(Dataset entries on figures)
════

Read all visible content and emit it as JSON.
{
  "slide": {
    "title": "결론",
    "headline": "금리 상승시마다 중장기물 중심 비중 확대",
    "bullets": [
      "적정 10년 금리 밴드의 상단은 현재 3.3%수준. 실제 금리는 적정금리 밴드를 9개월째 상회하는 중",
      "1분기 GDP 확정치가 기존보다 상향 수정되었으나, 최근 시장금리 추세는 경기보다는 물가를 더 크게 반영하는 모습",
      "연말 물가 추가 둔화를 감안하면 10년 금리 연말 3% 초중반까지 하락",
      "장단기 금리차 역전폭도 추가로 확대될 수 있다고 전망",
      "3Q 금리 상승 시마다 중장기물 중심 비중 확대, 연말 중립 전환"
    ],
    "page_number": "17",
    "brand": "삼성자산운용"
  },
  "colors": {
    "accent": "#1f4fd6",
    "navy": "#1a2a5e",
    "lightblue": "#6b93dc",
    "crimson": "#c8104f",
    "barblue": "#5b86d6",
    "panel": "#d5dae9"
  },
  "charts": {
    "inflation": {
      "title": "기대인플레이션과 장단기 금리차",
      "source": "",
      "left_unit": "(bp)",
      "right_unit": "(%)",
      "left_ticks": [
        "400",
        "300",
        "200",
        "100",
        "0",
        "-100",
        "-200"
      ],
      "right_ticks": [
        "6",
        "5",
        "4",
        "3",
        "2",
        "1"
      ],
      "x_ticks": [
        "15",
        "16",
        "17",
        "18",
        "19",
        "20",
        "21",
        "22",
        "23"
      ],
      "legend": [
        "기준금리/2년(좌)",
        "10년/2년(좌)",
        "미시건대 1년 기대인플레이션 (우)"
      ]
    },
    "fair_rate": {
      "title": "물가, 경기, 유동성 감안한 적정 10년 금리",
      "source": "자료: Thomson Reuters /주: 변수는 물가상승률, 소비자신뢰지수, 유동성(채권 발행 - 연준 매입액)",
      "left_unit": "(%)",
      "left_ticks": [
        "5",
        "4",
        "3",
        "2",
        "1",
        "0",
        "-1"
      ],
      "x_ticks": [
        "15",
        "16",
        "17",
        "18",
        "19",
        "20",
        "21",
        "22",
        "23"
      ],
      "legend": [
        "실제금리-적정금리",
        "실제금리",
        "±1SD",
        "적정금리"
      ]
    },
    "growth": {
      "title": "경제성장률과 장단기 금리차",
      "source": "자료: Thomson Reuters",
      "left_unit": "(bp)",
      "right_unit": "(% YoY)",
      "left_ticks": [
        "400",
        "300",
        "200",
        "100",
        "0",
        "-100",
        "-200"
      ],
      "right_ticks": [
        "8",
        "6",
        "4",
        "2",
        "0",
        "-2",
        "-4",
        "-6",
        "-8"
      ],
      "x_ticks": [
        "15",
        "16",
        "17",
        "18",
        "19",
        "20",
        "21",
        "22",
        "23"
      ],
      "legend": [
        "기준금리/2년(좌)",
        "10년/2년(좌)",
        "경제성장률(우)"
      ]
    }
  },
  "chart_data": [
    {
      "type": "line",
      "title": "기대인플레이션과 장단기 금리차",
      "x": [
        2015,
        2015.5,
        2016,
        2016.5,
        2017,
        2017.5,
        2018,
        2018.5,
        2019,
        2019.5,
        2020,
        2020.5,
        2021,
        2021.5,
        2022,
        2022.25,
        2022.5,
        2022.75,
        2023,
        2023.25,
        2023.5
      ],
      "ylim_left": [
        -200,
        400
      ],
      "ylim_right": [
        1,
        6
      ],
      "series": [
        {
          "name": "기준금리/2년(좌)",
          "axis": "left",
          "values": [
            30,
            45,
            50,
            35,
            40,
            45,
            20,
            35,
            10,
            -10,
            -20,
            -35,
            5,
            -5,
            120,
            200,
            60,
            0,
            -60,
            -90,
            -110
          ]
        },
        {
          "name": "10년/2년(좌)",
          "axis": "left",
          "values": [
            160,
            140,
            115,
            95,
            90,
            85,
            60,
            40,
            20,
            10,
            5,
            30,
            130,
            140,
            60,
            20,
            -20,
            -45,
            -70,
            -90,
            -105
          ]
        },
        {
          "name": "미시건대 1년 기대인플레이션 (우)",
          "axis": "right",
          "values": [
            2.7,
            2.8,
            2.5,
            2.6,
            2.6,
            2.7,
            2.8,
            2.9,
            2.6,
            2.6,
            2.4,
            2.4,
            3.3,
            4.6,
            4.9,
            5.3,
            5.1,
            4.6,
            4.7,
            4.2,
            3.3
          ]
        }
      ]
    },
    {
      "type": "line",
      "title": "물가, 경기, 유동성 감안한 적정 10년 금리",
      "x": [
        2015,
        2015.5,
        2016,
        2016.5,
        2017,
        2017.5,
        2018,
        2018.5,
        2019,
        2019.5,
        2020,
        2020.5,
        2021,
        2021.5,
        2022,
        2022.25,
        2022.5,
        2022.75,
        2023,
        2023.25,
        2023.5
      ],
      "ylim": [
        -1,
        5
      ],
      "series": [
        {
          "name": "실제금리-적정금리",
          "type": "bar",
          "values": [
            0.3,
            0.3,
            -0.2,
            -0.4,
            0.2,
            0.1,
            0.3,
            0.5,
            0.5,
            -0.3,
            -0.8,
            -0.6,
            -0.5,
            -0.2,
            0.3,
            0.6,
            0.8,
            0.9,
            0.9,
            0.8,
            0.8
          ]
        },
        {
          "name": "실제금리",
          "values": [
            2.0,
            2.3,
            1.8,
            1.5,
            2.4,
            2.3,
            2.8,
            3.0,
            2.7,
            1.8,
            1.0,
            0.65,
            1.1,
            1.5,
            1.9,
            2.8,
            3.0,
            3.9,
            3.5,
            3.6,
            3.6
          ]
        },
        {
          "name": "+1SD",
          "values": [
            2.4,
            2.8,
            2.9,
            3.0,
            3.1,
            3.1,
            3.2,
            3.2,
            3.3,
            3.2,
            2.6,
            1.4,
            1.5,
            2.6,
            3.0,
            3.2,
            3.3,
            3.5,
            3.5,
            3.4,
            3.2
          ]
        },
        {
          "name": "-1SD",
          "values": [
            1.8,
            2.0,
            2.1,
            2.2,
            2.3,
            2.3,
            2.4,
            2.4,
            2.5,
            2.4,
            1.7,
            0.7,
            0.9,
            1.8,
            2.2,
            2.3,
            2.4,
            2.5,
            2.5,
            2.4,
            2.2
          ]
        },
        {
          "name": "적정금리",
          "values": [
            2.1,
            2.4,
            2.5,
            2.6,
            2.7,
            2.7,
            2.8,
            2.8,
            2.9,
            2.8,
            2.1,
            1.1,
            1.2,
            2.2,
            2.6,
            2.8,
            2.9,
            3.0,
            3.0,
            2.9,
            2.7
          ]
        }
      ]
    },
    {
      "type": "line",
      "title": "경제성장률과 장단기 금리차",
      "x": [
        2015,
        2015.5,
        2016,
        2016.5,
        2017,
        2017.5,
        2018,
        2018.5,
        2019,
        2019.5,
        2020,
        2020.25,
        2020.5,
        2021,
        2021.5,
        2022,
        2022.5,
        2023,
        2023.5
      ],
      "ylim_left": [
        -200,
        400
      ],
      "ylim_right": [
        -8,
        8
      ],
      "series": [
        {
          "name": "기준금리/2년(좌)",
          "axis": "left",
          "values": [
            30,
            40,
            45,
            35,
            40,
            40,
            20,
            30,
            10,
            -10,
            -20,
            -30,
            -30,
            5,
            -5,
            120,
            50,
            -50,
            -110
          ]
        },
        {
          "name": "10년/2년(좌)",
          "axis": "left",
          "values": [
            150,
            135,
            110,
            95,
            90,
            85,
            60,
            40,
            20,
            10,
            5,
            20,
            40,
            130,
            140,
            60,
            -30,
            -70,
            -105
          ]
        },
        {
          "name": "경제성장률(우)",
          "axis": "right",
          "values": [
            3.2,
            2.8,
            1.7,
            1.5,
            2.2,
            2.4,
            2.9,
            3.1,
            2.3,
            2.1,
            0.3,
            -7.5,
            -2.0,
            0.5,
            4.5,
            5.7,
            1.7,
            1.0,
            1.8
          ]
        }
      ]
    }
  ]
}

════

INSTRUCTIONS FOR THE TASK: In the records, locate each line holding the string "미시건대" and copy it.

OUTPUT FOR THIS EXERCISE:
        "미시건대 1년 기대인플레이션 (우)"
          "name": "미시건대 1년 기대인플레이션 (우)",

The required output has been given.